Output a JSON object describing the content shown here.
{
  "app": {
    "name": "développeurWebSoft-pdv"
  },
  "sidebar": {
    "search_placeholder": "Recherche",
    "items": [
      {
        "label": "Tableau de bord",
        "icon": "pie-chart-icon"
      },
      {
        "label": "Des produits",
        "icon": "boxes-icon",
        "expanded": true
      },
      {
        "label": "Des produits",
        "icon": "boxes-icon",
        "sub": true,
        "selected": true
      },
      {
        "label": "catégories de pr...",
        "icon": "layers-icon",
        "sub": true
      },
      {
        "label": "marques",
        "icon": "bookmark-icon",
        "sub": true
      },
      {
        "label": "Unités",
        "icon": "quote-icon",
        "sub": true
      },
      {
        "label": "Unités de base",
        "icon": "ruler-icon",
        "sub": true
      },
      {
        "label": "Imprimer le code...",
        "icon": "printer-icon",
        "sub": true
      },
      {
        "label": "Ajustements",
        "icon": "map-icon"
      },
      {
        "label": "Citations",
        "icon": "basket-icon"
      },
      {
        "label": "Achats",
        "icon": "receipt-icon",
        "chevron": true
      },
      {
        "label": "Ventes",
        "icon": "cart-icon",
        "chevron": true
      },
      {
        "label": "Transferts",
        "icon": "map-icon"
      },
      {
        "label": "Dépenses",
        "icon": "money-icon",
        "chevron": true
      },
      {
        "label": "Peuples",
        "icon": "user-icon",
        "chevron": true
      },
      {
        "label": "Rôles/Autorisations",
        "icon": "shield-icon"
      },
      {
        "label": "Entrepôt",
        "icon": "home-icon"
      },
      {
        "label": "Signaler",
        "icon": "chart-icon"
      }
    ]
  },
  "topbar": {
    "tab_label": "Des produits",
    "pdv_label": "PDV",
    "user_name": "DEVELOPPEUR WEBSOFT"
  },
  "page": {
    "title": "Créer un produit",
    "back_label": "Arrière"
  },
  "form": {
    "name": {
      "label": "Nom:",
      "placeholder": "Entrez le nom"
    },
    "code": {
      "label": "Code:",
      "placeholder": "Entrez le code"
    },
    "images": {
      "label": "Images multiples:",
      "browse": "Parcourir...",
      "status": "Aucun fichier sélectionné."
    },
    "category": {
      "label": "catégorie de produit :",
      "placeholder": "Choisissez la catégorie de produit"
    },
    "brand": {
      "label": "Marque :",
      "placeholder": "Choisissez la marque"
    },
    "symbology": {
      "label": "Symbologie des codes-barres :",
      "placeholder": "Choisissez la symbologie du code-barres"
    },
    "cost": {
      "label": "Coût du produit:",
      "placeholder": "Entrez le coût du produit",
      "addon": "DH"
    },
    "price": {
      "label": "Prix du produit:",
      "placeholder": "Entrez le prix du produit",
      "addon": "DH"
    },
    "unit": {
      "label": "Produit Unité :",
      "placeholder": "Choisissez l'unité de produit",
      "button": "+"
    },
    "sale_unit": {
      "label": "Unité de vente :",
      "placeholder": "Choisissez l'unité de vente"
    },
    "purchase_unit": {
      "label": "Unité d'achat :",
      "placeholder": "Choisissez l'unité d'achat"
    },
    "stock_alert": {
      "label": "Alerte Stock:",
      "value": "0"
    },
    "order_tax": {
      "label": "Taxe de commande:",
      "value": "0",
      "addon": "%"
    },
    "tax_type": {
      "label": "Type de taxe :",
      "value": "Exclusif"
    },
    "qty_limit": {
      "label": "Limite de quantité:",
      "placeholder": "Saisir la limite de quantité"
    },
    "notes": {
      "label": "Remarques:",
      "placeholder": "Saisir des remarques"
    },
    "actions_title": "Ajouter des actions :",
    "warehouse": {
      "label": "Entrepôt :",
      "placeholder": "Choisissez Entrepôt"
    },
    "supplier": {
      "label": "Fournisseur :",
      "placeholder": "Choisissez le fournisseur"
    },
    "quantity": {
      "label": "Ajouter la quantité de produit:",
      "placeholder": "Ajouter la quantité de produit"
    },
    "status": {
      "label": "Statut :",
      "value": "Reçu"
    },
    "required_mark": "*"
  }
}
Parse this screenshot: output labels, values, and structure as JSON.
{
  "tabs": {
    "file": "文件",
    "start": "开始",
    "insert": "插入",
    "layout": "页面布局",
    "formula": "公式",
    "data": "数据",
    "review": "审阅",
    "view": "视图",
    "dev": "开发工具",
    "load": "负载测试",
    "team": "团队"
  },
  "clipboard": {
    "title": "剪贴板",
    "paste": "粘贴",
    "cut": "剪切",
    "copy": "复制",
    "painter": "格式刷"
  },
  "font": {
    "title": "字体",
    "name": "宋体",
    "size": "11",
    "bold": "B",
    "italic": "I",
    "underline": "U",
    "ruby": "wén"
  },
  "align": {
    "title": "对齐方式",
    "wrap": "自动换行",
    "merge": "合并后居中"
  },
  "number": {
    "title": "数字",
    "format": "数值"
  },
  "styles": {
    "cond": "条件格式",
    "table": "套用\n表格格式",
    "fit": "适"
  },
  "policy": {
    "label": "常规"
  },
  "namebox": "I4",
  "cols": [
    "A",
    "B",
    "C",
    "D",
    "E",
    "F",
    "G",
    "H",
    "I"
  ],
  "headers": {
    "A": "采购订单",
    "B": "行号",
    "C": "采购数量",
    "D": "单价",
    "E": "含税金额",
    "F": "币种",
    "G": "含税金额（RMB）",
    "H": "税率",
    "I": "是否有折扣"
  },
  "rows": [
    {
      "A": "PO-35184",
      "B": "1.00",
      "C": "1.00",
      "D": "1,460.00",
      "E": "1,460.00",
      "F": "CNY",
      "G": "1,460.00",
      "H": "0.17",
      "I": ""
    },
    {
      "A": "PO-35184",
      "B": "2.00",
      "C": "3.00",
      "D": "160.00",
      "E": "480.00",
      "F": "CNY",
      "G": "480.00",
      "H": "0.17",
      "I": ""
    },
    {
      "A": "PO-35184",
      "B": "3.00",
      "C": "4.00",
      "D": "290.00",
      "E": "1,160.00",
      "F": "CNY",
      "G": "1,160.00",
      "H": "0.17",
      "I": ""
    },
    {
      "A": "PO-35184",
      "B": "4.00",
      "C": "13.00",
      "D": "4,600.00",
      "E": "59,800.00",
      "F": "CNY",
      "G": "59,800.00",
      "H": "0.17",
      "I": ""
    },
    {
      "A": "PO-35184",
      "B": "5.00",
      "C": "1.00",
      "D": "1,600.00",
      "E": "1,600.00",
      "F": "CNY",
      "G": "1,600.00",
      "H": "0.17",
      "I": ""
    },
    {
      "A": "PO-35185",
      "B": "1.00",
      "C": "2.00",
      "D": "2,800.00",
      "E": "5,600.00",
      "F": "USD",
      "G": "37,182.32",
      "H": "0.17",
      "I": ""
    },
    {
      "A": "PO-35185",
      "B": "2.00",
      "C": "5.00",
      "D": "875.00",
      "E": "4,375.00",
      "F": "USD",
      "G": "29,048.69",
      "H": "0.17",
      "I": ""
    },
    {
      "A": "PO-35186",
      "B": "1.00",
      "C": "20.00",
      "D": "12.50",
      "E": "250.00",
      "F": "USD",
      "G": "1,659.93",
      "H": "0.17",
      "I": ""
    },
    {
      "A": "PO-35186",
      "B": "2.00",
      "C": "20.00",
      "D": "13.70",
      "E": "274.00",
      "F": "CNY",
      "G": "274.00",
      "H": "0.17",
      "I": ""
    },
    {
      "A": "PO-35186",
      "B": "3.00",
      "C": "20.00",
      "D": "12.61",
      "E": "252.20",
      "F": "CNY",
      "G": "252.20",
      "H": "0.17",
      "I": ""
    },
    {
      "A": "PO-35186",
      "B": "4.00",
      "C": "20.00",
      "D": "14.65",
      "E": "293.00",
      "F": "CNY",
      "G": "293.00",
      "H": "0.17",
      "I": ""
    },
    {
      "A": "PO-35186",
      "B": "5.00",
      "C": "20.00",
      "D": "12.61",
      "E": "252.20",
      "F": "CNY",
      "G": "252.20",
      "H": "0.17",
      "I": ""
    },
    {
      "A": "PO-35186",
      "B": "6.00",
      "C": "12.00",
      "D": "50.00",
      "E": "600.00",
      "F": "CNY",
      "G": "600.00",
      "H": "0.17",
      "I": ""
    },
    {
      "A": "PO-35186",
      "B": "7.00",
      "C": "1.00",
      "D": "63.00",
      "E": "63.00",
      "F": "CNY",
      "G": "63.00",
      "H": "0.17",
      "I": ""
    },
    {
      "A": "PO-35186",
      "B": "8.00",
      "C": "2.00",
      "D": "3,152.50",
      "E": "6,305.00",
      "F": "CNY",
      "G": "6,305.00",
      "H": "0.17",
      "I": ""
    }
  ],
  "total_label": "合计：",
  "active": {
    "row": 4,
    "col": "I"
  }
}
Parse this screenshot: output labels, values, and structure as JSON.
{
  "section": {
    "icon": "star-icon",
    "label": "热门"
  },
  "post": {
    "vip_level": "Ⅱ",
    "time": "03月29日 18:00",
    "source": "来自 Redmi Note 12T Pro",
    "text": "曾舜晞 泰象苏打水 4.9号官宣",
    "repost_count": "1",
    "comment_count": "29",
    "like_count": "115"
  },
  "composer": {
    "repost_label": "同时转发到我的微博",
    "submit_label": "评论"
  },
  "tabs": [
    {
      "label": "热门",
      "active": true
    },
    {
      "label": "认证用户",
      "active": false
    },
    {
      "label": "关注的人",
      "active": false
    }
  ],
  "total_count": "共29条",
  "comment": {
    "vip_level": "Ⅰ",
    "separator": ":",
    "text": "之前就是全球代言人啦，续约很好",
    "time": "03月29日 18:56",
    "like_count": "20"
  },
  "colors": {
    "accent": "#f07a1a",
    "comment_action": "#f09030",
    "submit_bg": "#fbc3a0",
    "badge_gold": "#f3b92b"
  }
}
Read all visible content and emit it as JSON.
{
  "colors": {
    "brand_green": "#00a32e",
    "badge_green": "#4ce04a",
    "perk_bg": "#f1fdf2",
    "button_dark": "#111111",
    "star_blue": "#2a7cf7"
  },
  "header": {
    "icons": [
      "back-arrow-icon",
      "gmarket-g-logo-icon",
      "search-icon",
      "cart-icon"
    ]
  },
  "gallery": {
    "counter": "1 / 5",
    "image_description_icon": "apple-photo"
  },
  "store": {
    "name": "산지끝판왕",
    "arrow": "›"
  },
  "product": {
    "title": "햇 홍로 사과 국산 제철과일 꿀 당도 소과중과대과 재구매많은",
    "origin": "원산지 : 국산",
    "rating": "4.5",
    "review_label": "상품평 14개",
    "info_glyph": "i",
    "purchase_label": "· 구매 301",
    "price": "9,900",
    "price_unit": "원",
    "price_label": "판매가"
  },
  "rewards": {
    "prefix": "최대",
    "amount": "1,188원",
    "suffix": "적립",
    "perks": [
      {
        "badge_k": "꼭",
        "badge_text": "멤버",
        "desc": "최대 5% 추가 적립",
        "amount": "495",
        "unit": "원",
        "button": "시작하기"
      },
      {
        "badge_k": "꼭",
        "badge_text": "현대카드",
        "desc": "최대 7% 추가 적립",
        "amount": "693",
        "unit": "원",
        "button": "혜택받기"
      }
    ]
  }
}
======
__SHORT TASK__:
Show all lines from the listing above in which "Entrez" appears.

__COMPLETE OUTPUT__:
      "placeholder": "Entrez le nom"
      "placeholder": "Entrez le code"
      "placeholder": "Entrez le coût du produit",
      "placeholder": "Entrez le prix du produit",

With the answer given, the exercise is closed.